* Your task
Can the data below be echoed back word for word?

* Data for this task
★ ★ ★ ★

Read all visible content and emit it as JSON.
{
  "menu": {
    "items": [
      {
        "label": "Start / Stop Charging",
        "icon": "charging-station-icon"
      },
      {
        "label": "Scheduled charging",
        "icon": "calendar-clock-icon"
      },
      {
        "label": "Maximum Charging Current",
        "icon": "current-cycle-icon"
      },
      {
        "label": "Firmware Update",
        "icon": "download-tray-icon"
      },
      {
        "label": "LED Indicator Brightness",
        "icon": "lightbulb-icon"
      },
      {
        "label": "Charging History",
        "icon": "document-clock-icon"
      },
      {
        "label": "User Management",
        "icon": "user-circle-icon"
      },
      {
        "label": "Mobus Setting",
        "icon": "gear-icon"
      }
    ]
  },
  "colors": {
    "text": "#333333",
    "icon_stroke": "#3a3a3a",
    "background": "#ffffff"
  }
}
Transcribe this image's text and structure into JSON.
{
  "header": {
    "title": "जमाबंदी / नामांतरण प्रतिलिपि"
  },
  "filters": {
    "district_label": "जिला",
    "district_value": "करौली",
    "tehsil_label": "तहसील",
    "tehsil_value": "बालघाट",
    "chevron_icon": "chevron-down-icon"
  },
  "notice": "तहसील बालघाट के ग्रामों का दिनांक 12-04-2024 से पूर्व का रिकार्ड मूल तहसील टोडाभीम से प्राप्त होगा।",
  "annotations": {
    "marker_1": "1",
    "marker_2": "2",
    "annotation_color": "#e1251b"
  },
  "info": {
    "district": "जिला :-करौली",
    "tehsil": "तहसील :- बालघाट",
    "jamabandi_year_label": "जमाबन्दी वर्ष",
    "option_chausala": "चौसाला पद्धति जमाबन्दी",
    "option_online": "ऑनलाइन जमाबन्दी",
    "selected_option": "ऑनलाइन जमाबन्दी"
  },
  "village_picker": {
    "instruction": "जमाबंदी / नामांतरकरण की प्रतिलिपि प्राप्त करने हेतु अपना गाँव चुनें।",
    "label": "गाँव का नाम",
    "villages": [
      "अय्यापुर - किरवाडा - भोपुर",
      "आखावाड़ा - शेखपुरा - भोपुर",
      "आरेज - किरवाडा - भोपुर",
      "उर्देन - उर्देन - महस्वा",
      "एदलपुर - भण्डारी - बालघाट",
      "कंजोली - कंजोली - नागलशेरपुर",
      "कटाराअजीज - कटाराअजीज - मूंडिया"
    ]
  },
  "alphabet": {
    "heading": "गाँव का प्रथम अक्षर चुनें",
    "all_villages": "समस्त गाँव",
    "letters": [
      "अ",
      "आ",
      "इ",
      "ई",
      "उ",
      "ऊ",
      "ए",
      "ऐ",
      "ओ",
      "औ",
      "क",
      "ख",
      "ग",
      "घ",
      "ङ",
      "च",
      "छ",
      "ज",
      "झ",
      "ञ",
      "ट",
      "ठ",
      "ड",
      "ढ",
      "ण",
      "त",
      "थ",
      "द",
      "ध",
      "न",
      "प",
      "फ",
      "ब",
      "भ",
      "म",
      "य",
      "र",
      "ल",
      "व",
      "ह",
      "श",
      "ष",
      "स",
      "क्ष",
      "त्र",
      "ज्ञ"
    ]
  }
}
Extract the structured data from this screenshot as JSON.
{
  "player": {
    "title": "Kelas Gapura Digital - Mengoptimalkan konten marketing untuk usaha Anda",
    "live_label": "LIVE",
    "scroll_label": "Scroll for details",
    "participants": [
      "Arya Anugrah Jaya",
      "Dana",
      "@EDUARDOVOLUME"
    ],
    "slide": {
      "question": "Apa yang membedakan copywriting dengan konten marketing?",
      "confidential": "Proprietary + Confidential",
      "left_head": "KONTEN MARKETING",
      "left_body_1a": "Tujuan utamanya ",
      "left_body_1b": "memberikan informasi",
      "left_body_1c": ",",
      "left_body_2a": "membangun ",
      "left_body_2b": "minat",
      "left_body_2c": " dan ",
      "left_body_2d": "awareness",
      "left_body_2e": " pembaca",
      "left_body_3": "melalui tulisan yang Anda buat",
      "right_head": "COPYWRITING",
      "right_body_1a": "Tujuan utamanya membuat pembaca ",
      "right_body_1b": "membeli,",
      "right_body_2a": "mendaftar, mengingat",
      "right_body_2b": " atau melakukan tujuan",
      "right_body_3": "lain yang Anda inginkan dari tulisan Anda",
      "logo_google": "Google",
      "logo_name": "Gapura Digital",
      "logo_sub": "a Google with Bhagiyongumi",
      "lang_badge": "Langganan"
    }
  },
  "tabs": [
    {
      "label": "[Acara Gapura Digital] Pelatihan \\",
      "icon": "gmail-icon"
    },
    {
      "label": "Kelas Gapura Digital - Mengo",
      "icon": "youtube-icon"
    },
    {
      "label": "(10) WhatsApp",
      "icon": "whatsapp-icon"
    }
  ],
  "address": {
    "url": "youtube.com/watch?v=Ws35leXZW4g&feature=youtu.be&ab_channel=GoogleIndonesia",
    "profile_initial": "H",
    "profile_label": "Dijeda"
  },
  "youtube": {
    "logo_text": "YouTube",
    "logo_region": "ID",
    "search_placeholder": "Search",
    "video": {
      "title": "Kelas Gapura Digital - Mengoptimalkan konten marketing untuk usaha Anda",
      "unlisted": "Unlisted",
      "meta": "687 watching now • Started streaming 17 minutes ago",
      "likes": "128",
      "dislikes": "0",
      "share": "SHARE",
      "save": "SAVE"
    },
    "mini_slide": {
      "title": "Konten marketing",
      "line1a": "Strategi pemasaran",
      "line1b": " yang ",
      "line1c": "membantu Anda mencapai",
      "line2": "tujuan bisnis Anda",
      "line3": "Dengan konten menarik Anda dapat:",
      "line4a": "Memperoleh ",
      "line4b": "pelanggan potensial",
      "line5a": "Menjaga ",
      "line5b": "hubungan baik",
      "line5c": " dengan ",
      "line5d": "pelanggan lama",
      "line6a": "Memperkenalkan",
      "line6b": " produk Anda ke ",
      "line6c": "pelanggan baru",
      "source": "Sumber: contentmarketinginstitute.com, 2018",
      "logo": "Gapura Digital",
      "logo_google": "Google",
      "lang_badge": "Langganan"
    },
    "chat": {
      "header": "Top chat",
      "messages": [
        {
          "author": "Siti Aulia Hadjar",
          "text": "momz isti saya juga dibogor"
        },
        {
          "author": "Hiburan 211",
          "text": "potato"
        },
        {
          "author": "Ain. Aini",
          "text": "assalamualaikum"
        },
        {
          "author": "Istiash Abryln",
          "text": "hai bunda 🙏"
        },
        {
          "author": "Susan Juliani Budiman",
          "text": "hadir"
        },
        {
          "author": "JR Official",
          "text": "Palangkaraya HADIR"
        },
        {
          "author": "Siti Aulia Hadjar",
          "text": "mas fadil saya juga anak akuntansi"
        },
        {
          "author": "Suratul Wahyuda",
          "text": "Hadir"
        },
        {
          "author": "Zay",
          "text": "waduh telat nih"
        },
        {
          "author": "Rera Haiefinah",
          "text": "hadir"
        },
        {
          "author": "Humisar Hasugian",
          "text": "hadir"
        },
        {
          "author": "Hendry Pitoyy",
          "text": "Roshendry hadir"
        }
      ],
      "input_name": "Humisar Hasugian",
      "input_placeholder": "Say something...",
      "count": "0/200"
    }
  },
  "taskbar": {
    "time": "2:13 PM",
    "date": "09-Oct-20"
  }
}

★ ★ ★ ★

* Response below
Read all visible content and emit it as JSON.
{
  "menu": {
    "items": [
      {
        "label": "Start / Stop Charging",
        "icon": "charging-station-icon"
      },
      {
        "label": "Scheduled charging",
        "icon": "calendar-clock-icon"
      },
      {
        "label": "Maximum Charging Current",
        "icon": "current-cycle-icon"
      },
      {
        "label": "Firmware Update",
        "icon": "download-tray-icon"
      },
      {
        "label": "LED Indicator Brightness",
        "icon": "lightbulb-icon"
      },
      {
        "label": "Charging History",
        "icon": "document-clock-icon"
      },
      {
        "label": "User Management",
        "icon": "user-circle-icon"
      },
      {
        "label": "Mobus Setting",
        "icon": "gear-icon"
      }
    ]
  },
  "colors": {
    "text": "#333333",
    "icon_stroke": "#3a3a3a",
    "background": "#ffffff"
  }
}
Transcribe this image's text and structure into JSON.
{
  "header": {
    "title": "जमाबंदी / नामांतरण प्रतिलिपि"
  },
  "filters": {
    "district_label": "जिला",
    "district_value": "करौली",
    "tehsil_label": "तहसील",
    "tehsil_value": "बालघाट",
    "chevron_icon": "chevron-down-icon"
  },
  "notice": "तहसील बालघाट के ग्रामों का दिनांक 12-04-2024 से पूर्व का रिकार्ड मूल तहसील टोडाभीम से प्राप्त होगा।",
  "annotations": {
    "marker_1": "1",
    "marker_2": "2",
    "annotation_color": "#e1251b"
  },
  "info": {
    "district": "जिला :-करौली",
    "tehsil": "तहसील :- बालघाट",
    "jamabandi_year_label": "जमाबन्दी वर्ष",
    "option_chausala": "चौसाला पद्धति जमाबन्दी",
    "option_online": "ऑनलाइन जमाबन्दी",
    "selected_option": "ऑनलाइन जमाबन्दी"
  },
  "village_picker": {
    "instruction": "जमाबंदी / नामांतरकरण की प्रतिलिपि प्राप्त करने हेतु अपना गाँव चुनें।",
    "label": "गाँव का नाम",
    "villages": [
      "अय्यापुर - किरवाडा - भोपुर",
      "आखावाड़ा - शेखपुरा - भोपुर",
      "आरेज - किरवाडा - भोपुर",
      "उर्देन - उर्देन - महस्वा",
      "एदलपुर - भण्डारी - बालघाट",
      "कंजोली - कंजोली - नागलशेरपुर",
      "कटाराअजीज - कटाराअजीज - मूंडिया"
    ]
  },
  "alphabet": {
    "heading": "गाँव का प्रथम अक्षर चुनें",
    "all_villages": "समस्त गाँव",
    "letters": [
      "अ",
      "आ",
      "इ",
      "ई",
      "उ",
      "ऊ",
      "ए",
      "ऐ",
      "ओ",
      "औ",
      "क",
      "ख",
      "ग",
      "घ",
      "ङ",
      "च",
      "छ",
      "ज",
      "झ",
      "ञ",
      "ट",
      "ठ",
      "ड",
      "ढ",
      "ण",
      "त",
      "थ",
      "द",
      "ध",
      "न",
      "प",
      "फ",
      "ब",
      "भ",
      "म",
      "य",
      "र",
      "ल",
      "व",
      "ह",
      "श",
      "ष",
      "स",
      "क्ष",
      "त्र",
      "ज्ञ"
    ]
  }
}
Extract the structured data from this screenshot as JSON.
{
  "player": {
    "title": "Kelas Gapura Digital - Mengoptimalkan konten marketing untuk usaha Anda",
    "live_label": "LIVE",
    "scroll_label": "Scroll for details",
    "participants": [
      "Arya Anugrah Jaya",
      "Dana",
      "@EDUARDOVOLUME"
    ],
    "slide": {
      "question": "Apa yang membedakan copywriting dengan konten marketing?",
      "confidential": "Proprietary + Confidential",
      "left_head": "KONTEN MARKETING",
      "left_body_1a": "Tujuan utamanya ",
      "left_body_1b": "memberikan informasi",
      "left_body_1c": ",",
      "left_body_2a": "membangun ",
      "left_body_2b": "minat",
      "left_body_2c": " dan ",
      "left_body_2d": "awareness",
      "left_body_2e": " pembaca",
      "left_body_3": "melalui tulisan yang Anda buat",
      "right_head": "COPYWRITING",
      "right_body_1a": "Tujuan utamanya membuat pembaca ",
      "right_body_1b": "membeli,",
      "right_body_2a": "mendaftar, mengingat",
      "right_body_2b": " atau melakukan tujuan",
      "right_body_3": "lain yang Anda inginkan dari tulisan Anda",
      "logo_google": "Google",
      "logo_name": "Gapura Digital",
      "logo_sub": "a Google with Bhagiyongumi",
      "lang_badge": "Langganan"
    }
  },
  "tabs": [
    {
      "label": "[Acara Gapura Digital] Pelatihan \\",
      "icon": "gmail-icon"
    },
    {
      "label": "Kelas Gapura Digital - Mengo",
      "icon": "youtube-icon"
    },
    {
      "label": "(10) WhatsApp",
      "icon": "whatsapp-icon"
    }
  ],
  "address": {
    "url": "youtube.com/watch?v=Ws35leXZW4g&feature=youtu.be&ab_channel=GoogleIndonesia",
    "profile_initial": "H",
    "profile_label": "Dijeda"
  },
  "youtube": {
    "logo_text": "YouTube",
    "logo_region": "ID",
    "search_placeholder": "Search",
    "video": {
      "title": "Kelas Gapura Digital - Mengoptimalkan konten marketing untuk usaha Anda",
      "unlisted": "Unlisted",
      "meta": "687 watching now • Started streaming 17 minutes ago",
      "likes": "128",
      "dislikes": "0",
      "share": "SHARE",
      "save": "SAVE"
    },
    "mini_slide": {
      "title": "Konten marketing",
      "line1a": "Strategi pemasaran",
      "line1b": " yang ",
      "line1c": "membantu Anda mencapai",
      "line2": "tujuan bisnis Anda",
      "line3": "Dengan konten menarik Anda dapat:",
      "line4a": "Memperoleh ",
      "line4b": "pelanggan potensial",
      "line5a": "Menjaga ",
      "line5b": "hubungan baik",
      "line5c": " dengan ",
      "line5d": "pelanggan lama",
      "line6a": "Memperkenalkan",
      "line6b": " produk Anda ke ",
      "line6c": "pelanggan baru",
      "source": "Sumber: contentmarketinginstitute.com, 2018",
      "logo": "Gapura Digital",
      "logo_google": "Google",
      "lang_badge": "Langganan"
    },
    "chat": {
      "header": "Top chat",
      "messages": [
        {
          "author": "Siti Aulia Hadjar",
          "text": "momz isti saya juga dibogor"
        },
        {
          "author": "Hiburan 211",
          "text": "potato"
        },
        {
          "author": "Ain. Aini",
          "text": "assalamualaikum"
        },
        {
          "author": "Istiash Abryln",
          "text": "hai bunda 🙏"
        },
        {
          "author": "Susan Juliani Budiman",
          "text": "hadir"
        },
        {
          "author": "JR Official",
          "text": "Palangkaraya HADIR"
        },
        {
          "author": "Siti Aulia Hadjar",
          "text": "mas fadil saya juga anak akuntansi"
        },
        {
          "author": "Suratul Wahyuda",
          "text": "Hadir"
        },
        {
          "author": "Zay",
          "text": "waduh telat nih"
        },
        {
          "author": "Rera Haiefinah",
          "text": "hadir"
        },
        {
          "author": "Humisar Hasugian",
          "text": "hadir"
        },
        {
          "author": "Hendry Pitoyy",
          "text": "Roshendry hadir"
        }
      ],
      "input_name": "Humisar Hasugian",
      "input_placeholder": "Say something...",
      "count": "0/200"
    }
  },
  "taskbar": {
    "time": "2:13 PM",
    "date": "09-Oct-20"
  }
}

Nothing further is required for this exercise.